= The problem =
Write out each line of the listing as it stands, without the images.

= Excerpted records =
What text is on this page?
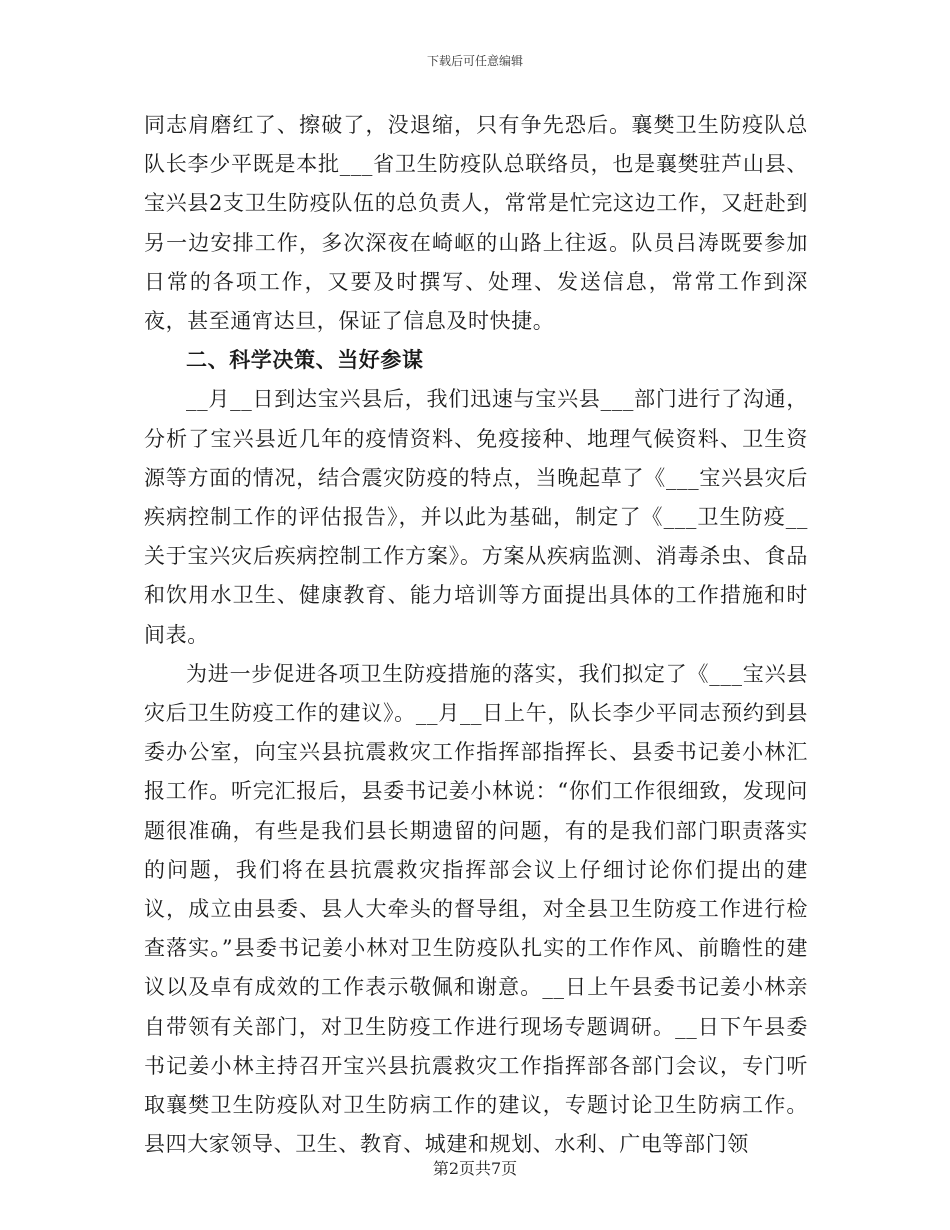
下载后可任意编辑

同志肩磨红了、擦破了，没退缩，只有争先恐后。襄樊卫生防疫队总队长李少平既是本批___省卫生防疫队总联络员，也是襄樊驻芦山县、宝兴县2支卫生防疫队伍的总负责人，常常是忙完这边工作，又赶赴到另一边安排工作，多次深夜在崎岖的山路上往返。队员吕涛既要参加日常的各项工作，又要及时撰写、处理、发送信息，常常工作到深夜，甚至通宵达旦，保证了信息及时快捷。

二、科学决策、当好参谋

__月__日到达宝兴县后，我们迅速与宝兴县___部门进行了沟通，分析了宝兴县近几年的疫情资料、免疫接种、地理气候资料、卫生资源等方面的情况，结合震灾防疫的特点，当晚起草了《___宝兴县灾后疾病控制工作的评估报告》，并以此为基础，制定了《___卫生防疫__关于宝兴灾后疾病控制工作方案》。方案从疾病监测、消毒杀虫、食品和饮用水卫生、健康教育、能力培训等方面提出具体的工作措施和时间表。

为进一步促进各项卫生防疫措施的落实，我们拟定了《___宝兴县灾后卫生防疫工作的建议》。__月__日上午，队长李少平同志预约到县委办公室，向宝兴县抗震救灾工作指挥部指挥长、县委书记姜小林汇报工作。听完汇报后，县委书记姜小林说：“你们工作很细致，发现问题很准确，有些是我们县长期遗留的问题，有的是我们部门职责落实的问题，我们将在县抗震救灾指挥部会议上仔细讨论你们提出的建议，成立由县委、县人大牵头的督导组，对全县卫生防疫工作进行检查落实。”县委书记姜小林对卫生防疫队扎实的工作作风、前瞻性的建议以及卓有成效的工作表示敬佩和谢意。__日上午县委书记姜小林亲自带领有关部门，对卫生防疫工作进行现场专题调研。__日下午县委书记姜小林主持召开宝兴县抗震救灾工作指挥部各部门会议，专门听取襄樊卫生防疫队对卫生防病工作的建议，专题讨论卫生防病工作。县四大家领导、卫生、教育、城建和规划、水利、广电等部门领

第2页共7页
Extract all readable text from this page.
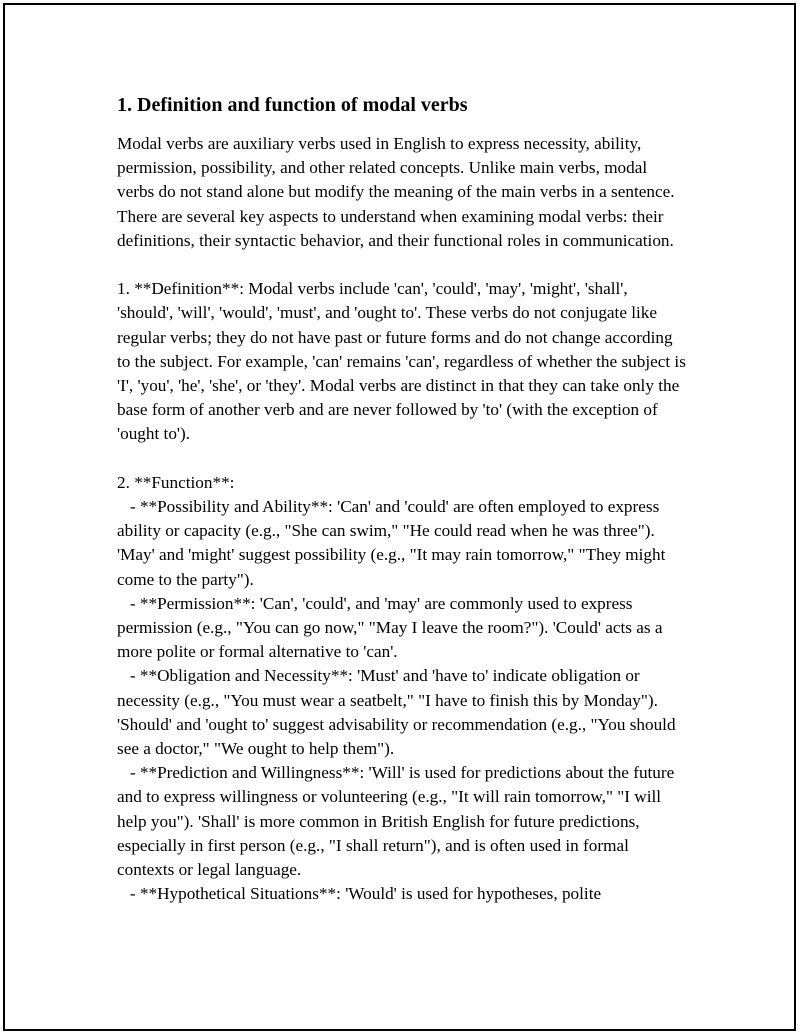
1. Definition and function of modal verbs

Modal verbs are auxiliary verbs used in English to express necessity, ability, permission, possibility, and other related concepts. Unlike main verbs, modal verbs do not stand alone but modify the meaning of the main verbs in a sentence. There are several key aspects to understand when examining modal verbs: their definitions, their syntactic behavior, and their functional roles in communication.

1. **Definition**: Modal verbs include 'can', 'could', 'may', 'might', 'shall', 'should', 'will', 'would', 'must', and 'ought to'. These verbs do not conjugate like regular verbs; they do not have past or future forms and do not change according to the subject. For example, 'can' remains 'can', regardless of whether the subject is 'I', 'you', 'he', 'she', or 'they'. Modal verbs are distinct in that they can take only the base form of another verb and are never followed by 'to' (with the exception of 'ought to').

2. **Function**:

- **Possibility and Ability**: 'Can' and 'could' are often employed to express ability or capacity (e.g., "She can swim," "He could read when he was three"). 'May' and 'might' suggest possibility (e.g., "It may rain tomorrow," "They might come to the party").

- **Permission**: 'Can', 'could', and 'may' are commonly used to express permission (e.g., "You can go now," "May I leave the room?"). 'Could' acts as a more polite or formal alternative to 'can'.

- **Obligation and Necessity**: 'Must' and 'have to' indicate obligation or necessity (e.g., "You must wear a seatbelt," "I have to finish this by Monday"). 'Should' and 'ought to' suggest advisability or recommendation (e.g., "You should see a doctor," "We ought to help them").

- **Prediction and Willingness**: 'Will' is used for predictions about the future and to express willingness or volunteering (e.g., "It will rain tomorrow," "I will help you"). 'Shall' is more common in British English for future predictions, especially in first person (e.g., "I shall return"), and is often used in formal contexts or legal language.

- **Hypothetical Situations**: 'Would' is used for hypotheses, polite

= Output =
What text is on this page?
下载后可任意编辑

同志肩磨红了、擦破了，没退缩，只有争先恐后。襄樊卫生防疫队总队长李少平既是本批___省卫生防疫队总联络员，也是襄樊驻芦山县、宝兴县2支卫生防疫队伍的总负责人，常常是忙完这边工作，又赶赴到另一边安排工作，多次深夜在崎岖的山路上往返。队员吕涛既要参加日常的各项工作，又要及时撰写、处理、发送信息，常常工作到深夜，甚至通宵达旦，保证了信息及时快捷。

二、科学决策、当好参谋

__月__日到达宝兴县后，我们迅速与宝兴县___部门进行了沟通，分析了宝兴县近几年的疫情资料、免疫接种、地理气候资料、卫生资源等方面的情况，结合震灾防疫的特点，当晚起草了《___宝兴县灾后疾病控制工作的评估报告》，并以此为基础，制定了《___卫生防疫__关于宝兴灾后疾病控制工作方案》。方案从疾病监测、消毒杀虫、食品和饮用水卫生、健康教育、能力培训等方面提出具体的工作措施和时间表。

为进一步促进各项卫生防疫措施的落实，我们拟定了《___宝兴县灾后卫生防疫工作的建议》。__月__日上午，队长李少平同志预约到县委办公室，向宝兴县抗震救灾工作指挥部指挥长、县委书记姜小林汇报工作。听完汇报后，县委书记姜小林说：“你们工作很细致，发现问题很准确，有些是我们县长期遗留的问题，有的是我们部门职责落实的问题，我们将在县抗震救灾指挥部会议上仔细讨论你们提出的建议，成立由县委、县人大牵头的督导组，对全县卫生防疫工作进行检查落实。”县委书记姜小林对卫生防疫队扎实的工作作风、前瞻性的建议以及卓有成效的工作表示敬佩和谢意。__日上午县委书记姜小林亲自带领有关部门，对卫生防疫工作进行现场专题调研。__日下午县委书记姜小林主持召开宝兴县抗震救灾工作指挥部各部门会议，专门听取襄樊卫生防疫队对卫生防病工作的建议，专题讨论卫生防病工作。县四大家领导、卫生、教育、城建和规划、水利、广电等部门领

第2页共7页
Extract all readable text from this page.
1. Definition and function of modal verbs

Modal verbs are auxiliary verbs used in English to express necessity, ability, permission, possibility, and other related concepts. Unlike main verbs, modal verbs do not stand alone but modify the meaning of the main verbs in a sentence. There are several key aspects to understand when examining modal verbs: their definitions, their syntactic behavior, and their functional roles in communication.

1. **Definition**: Modal verbs include 'can', 'could', 'may', 'might', 'shall', 'should', 'will', 'would', 'must', and 'ought to'. These verbs do not conjugate like regular verbs; they do not have past or future forms and do not change according to the subject. For example, 'can' remains 'can', regardless of whether the subject is 'I', 'you', 'he', 'she', or 'they'. Modal verbs are distinct in that they can take only the base form of another verb and are never followed by 'to' (with the exception of 'ought to').

2. **Function**:

- **Possibility and Ability**: 'Can' and 'could' are often employed to express ability or capacity (e.g., "She can swim," "He could read when he was three"). 'May' and 'might' suggest possibility (e.g., "It may rain tomorrow," "They might come to the party").

- **Permission**: 'Can', 'could', and 'may' are commonly used to express permission (e.g., "You can go now," "May I leave the room?"). 'Could' acts as a more polite or formal alternative to 'can'.

- **Obligation and Necessity**: 'Must' and 'have to' indicate obligation or necessity (e.g., "You must wear a seatbelt," "I have to finish this by Monday"). 'Should' and 'ought to' suggest advisability or recommendation (e.g., "You should see a doctor," "We ought to help them").

- **Prediction and Willingness**: 'Will' is used for predictions about the future and to express willingness or volunteering (e.g., "It will rain tomorrow," "I will help you"). 'Shall' is more common in British English for future predictions, especially in first person (e.g., "I shall return"), and is often used in formal contexts or legal language.

- **Hypothetical Situations**: 'Would' is used for hypotheses, polite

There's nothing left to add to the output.